_GIVEN ENTRIES_:
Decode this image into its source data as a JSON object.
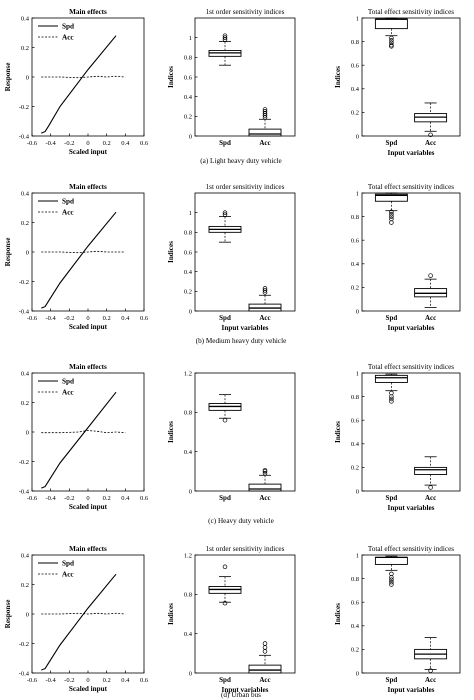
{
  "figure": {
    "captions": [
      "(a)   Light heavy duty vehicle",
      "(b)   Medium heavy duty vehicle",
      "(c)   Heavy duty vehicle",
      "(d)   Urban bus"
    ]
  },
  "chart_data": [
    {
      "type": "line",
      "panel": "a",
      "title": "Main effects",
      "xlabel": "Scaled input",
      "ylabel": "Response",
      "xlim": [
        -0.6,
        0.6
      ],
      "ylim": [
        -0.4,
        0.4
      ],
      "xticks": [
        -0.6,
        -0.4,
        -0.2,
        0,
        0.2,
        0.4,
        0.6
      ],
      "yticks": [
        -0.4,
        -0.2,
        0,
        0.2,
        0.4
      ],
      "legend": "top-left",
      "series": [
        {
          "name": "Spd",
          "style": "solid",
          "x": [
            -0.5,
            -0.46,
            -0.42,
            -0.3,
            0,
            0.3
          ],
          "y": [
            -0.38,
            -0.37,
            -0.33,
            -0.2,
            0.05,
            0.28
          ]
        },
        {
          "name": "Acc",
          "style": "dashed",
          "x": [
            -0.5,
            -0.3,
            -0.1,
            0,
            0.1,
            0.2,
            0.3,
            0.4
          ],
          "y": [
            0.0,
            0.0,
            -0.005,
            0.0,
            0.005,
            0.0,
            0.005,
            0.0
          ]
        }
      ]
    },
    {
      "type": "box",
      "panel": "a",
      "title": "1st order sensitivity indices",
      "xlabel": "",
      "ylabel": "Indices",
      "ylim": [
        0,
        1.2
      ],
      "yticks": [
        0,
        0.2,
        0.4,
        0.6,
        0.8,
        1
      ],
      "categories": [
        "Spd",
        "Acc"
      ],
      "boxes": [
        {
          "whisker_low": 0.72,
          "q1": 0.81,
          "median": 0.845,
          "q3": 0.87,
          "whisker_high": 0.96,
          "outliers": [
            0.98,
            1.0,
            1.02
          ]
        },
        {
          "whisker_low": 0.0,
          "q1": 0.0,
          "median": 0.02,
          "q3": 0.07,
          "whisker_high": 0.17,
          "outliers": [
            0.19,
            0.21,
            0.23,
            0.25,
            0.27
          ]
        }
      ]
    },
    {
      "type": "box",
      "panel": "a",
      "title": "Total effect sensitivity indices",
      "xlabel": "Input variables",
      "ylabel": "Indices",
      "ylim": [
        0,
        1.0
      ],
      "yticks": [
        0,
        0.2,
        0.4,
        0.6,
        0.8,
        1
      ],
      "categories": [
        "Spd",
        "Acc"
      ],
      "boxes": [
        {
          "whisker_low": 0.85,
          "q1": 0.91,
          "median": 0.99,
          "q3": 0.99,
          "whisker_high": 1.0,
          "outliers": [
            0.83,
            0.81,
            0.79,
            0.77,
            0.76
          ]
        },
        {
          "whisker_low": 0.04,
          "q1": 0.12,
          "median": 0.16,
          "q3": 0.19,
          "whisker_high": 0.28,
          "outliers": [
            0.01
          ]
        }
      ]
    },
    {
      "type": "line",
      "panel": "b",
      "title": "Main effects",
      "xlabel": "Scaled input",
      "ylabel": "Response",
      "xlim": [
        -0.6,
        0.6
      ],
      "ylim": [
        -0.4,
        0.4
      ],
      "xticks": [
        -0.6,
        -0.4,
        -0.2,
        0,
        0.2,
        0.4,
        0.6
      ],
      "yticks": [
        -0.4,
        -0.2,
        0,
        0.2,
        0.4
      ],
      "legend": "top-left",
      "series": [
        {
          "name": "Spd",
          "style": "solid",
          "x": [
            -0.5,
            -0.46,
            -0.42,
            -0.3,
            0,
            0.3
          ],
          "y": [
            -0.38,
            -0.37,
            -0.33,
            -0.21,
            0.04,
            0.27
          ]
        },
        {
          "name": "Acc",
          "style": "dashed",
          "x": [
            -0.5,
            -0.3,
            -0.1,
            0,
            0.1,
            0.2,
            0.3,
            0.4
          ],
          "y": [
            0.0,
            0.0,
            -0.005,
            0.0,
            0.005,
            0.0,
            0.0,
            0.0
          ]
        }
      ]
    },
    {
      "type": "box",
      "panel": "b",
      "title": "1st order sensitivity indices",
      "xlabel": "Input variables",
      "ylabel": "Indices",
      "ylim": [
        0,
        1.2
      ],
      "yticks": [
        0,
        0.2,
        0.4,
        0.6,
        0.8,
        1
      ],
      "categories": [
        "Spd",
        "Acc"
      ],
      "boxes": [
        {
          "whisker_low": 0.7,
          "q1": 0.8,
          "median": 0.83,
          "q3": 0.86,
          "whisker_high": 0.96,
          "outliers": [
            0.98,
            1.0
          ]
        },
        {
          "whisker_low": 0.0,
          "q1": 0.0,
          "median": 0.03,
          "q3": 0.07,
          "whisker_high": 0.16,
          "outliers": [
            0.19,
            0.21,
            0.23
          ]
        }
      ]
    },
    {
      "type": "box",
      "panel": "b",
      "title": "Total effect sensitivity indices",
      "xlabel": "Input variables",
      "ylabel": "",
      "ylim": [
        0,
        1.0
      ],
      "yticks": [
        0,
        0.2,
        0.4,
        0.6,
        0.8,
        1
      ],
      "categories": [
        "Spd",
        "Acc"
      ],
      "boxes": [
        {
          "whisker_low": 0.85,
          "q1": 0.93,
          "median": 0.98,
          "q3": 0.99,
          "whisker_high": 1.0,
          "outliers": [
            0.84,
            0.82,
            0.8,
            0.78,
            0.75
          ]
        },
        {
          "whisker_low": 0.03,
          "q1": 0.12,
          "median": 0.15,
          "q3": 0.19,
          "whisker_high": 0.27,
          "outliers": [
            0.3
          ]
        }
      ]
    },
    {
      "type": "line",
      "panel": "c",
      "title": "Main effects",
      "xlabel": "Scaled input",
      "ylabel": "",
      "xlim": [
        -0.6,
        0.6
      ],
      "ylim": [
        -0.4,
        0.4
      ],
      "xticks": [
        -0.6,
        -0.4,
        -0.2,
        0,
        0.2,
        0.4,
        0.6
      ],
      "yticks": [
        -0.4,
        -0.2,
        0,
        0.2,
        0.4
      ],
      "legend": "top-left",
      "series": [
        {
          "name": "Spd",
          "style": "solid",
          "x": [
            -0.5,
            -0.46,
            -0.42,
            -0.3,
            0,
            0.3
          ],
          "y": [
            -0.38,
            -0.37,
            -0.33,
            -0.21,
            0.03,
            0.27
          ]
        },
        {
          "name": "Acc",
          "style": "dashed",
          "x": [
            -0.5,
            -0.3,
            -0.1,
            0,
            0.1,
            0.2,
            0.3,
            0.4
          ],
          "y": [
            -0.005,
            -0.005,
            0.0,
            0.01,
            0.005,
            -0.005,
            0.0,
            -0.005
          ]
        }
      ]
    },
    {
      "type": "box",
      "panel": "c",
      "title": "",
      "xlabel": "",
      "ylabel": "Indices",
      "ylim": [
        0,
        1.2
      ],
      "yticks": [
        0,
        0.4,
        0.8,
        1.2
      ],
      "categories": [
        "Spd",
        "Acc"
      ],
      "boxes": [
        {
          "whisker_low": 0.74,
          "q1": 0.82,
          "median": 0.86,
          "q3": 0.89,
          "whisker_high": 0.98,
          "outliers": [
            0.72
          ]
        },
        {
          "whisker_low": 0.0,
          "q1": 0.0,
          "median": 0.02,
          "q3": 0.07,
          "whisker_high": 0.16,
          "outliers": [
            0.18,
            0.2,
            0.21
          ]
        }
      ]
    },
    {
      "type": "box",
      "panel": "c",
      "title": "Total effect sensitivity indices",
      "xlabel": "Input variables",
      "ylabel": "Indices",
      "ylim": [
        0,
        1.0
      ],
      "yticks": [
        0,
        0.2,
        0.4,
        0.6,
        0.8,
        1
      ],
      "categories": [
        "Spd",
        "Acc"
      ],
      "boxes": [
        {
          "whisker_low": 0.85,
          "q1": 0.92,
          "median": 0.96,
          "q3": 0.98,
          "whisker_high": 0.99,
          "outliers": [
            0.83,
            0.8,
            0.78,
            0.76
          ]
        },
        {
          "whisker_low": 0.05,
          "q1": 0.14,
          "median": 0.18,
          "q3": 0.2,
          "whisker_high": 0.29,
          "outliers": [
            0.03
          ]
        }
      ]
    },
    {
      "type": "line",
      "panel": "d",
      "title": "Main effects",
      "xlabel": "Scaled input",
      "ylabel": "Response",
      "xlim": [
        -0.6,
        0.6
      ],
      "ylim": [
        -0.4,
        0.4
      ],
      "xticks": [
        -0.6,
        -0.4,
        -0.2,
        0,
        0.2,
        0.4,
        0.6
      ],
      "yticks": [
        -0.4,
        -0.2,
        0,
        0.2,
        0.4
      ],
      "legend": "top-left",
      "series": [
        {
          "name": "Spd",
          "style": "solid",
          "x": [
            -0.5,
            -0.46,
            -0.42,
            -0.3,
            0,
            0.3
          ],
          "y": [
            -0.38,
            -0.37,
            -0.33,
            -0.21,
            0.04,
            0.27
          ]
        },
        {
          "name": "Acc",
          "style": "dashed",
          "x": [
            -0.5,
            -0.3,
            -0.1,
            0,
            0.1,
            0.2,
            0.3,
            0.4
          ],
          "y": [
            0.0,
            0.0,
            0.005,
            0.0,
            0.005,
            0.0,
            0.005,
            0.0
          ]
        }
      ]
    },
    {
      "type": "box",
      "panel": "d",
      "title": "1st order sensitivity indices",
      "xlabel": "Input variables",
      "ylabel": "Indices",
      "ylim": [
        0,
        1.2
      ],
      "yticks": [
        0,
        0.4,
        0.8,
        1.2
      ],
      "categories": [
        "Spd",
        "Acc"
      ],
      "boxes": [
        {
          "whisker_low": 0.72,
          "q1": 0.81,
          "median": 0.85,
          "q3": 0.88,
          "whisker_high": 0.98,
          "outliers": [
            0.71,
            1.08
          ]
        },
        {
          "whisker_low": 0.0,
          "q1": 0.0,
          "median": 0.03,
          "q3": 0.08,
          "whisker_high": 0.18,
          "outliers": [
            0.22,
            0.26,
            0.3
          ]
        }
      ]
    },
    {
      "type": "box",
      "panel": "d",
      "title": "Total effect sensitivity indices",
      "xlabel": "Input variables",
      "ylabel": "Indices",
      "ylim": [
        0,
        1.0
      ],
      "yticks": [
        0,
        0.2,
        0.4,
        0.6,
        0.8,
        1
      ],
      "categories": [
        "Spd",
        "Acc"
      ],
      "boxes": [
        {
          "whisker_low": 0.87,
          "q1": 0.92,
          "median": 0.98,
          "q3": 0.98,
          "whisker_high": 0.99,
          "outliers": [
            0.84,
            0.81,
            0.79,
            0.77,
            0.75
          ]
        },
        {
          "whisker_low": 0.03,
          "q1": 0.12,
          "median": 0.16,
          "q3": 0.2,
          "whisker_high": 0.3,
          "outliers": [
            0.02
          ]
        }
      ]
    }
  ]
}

_TASK TO COMPLETE_: Each line in the material either holds the string "duty" or does not. State how many do, and nothing else.

_SOLVED PROBLEM_: 3